··· Exercise data

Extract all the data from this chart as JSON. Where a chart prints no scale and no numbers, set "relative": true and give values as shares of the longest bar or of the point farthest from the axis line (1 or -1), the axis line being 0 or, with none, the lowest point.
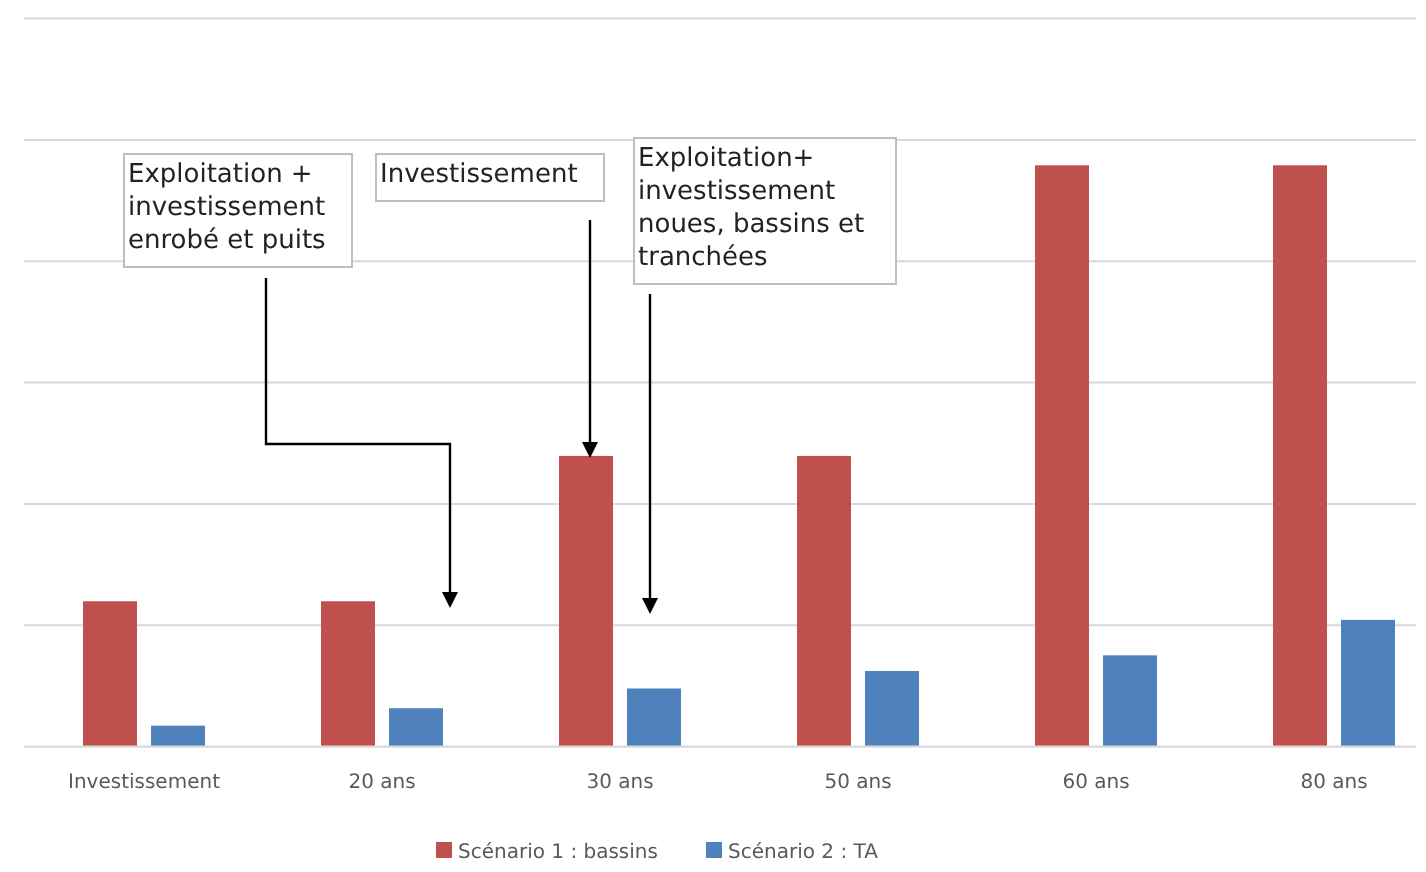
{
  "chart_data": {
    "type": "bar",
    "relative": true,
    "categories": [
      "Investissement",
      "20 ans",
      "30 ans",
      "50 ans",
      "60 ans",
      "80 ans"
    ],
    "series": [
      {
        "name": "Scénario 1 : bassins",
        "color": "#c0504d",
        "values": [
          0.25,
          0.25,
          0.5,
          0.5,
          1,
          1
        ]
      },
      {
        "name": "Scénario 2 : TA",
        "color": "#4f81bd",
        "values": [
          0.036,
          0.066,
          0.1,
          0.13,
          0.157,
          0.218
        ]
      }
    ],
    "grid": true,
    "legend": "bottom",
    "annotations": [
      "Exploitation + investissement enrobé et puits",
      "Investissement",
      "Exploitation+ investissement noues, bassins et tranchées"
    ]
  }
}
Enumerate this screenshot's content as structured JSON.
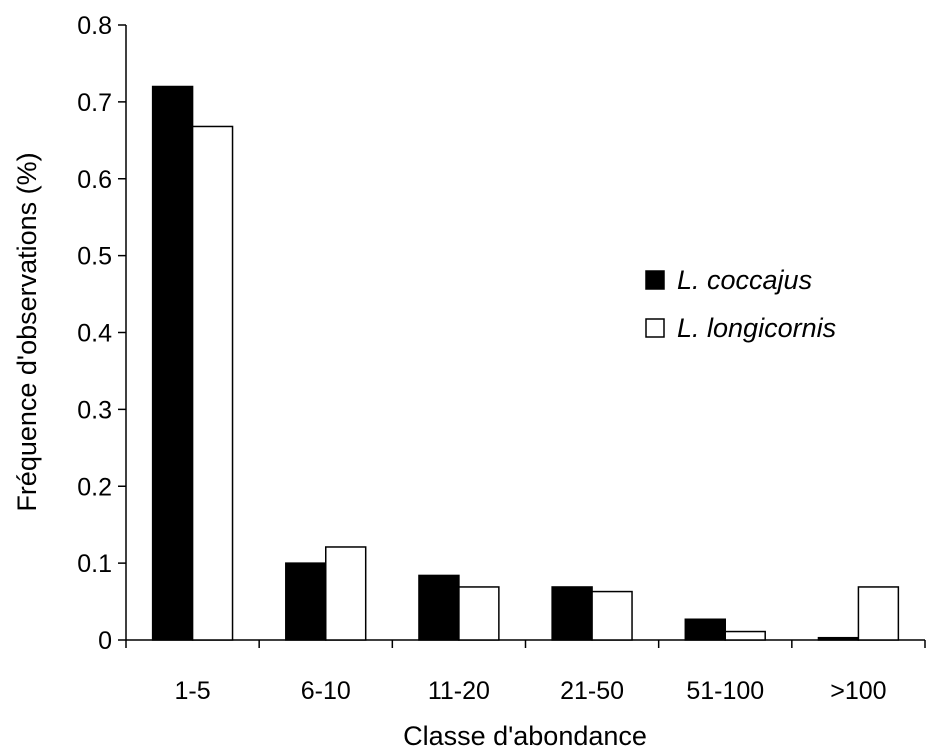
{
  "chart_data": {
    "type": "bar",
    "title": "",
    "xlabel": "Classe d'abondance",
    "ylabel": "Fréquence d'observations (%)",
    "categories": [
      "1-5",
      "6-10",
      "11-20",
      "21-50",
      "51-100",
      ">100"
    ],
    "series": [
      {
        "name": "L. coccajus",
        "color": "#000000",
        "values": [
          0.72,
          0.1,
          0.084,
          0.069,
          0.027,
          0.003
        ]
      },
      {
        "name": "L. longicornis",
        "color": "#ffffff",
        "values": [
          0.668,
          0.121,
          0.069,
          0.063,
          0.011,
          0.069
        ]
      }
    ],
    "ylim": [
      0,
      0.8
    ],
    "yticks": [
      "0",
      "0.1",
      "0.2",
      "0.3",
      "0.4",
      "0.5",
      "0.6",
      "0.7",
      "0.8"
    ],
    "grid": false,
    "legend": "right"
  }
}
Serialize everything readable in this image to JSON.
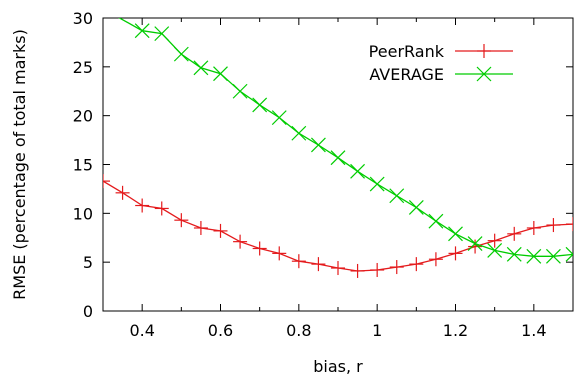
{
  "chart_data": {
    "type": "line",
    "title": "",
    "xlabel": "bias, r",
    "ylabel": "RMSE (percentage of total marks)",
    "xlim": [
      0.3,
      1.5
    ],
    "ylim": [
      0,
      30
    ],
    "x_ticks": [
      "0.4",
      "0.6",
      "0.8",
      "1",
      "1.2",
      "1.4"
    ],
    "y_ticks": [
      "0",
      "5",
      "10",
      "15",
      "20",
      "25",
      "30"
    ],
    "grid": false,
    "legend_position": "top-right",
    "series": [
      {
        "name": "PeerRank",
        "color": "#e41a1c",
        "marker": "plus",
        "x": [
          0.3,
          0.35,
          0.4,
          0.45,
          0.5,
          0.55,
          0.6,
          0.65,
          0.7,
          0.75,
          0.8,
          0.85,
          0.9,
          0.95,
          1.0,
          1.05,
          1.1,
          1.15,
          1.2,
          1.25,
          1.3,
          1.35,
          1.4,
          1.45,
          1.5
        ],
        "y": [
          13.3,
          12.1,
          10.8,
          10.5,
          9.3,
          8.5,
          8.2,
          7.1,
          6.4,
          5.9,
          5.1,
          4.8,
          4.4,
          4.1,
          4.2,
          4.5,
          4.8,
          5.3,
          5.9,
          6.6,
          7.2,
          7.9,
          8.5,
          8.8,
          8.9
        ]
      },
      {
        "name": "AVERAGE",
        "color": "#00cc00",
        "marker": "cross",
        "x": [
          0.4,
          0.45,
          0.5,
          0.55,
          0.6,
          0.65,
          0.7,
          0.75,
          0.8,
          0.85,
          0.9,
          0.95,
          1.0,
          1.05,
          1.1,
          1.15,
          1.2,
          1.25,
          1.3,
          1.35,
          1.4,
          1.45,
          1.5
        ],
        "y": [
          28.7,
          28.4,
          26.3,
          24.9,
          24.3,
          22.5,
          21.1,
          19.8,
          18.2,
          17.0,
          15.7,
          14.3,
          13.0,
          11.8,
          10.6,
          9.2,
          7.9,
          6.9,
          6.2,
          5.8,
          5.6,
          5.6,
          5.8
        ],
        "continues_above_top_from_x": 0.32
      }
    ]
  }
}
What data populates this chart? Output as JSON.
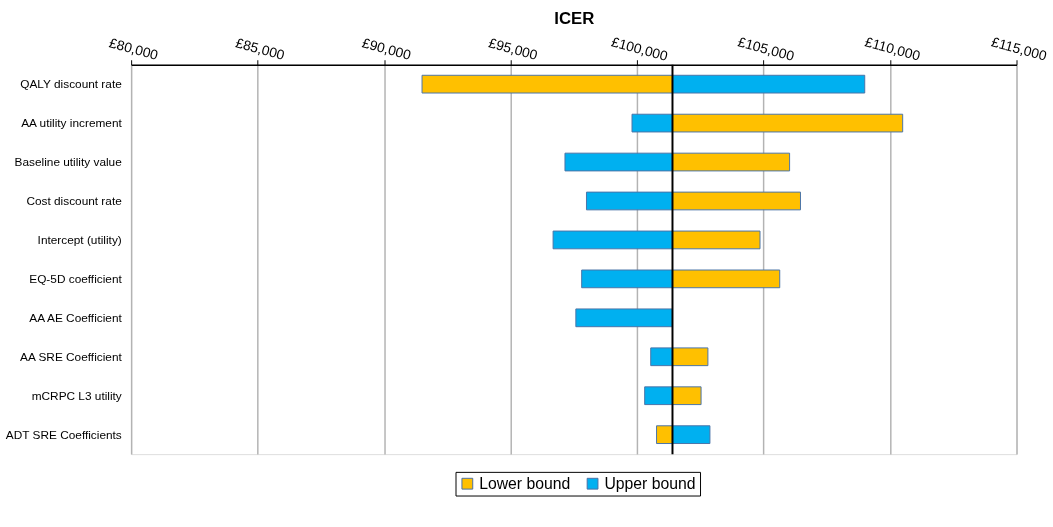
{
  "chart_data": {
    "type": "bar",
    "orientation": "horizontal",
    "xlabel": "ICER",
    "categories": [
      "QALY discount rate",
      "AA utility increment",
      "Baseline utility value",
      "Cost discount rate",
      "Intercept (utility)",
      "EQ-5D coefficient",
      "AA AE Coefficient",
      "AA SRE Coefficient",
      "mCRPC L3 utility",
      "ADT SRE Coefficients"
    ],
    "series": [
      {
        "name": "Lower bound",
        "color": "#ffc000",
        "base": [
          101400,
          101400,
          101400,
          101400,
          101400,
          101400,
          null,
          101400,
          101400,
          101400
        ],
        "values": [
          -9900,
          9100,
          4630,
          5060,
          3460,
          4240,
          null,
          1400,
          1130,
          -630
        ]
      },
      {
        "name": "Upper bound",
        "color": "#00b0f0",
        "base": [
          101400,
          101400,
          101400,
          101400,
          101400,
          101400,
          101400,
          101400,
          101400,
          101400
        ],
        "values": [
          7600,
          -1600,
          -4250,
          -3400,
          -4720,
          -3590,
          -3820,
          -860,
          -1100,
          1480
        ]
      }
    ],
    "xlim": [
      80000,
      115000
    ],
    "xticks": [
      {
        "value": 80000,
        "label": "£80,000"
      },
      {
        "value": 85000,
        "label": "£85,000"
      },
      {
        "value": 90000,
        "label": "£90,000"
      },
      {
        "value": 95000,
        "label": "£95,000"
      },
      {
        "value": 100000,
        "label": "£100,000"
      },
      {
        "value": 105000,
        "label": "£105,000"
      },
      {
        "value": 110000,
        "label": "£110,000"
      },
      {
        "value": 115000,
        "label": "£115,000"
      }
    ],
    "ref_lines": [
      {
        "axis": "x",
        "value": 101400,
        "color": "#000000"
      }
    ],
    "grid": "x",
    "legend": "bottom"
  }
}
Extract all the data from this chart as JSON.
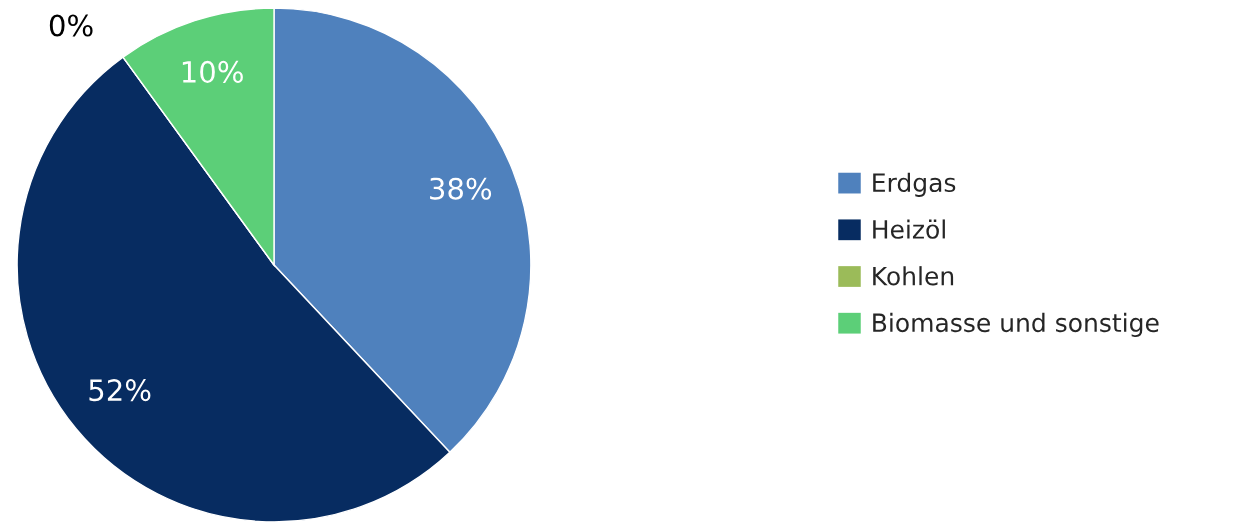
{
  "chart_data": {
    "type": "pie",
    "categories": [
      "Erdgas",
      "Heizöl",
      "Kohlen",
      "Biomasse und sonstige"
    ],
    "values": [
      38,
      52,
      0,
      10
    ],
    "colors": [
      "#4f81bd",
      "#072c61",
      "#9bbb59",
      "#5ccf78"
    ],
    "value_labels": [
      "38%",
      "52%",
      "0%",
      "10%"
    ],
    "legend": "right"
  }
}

······

Pick out each line in the material containing "xlabel".

    "xlabel": "Classe d'abondance",
    "xlabel": "bias, r",
    "xlabel": "ICER",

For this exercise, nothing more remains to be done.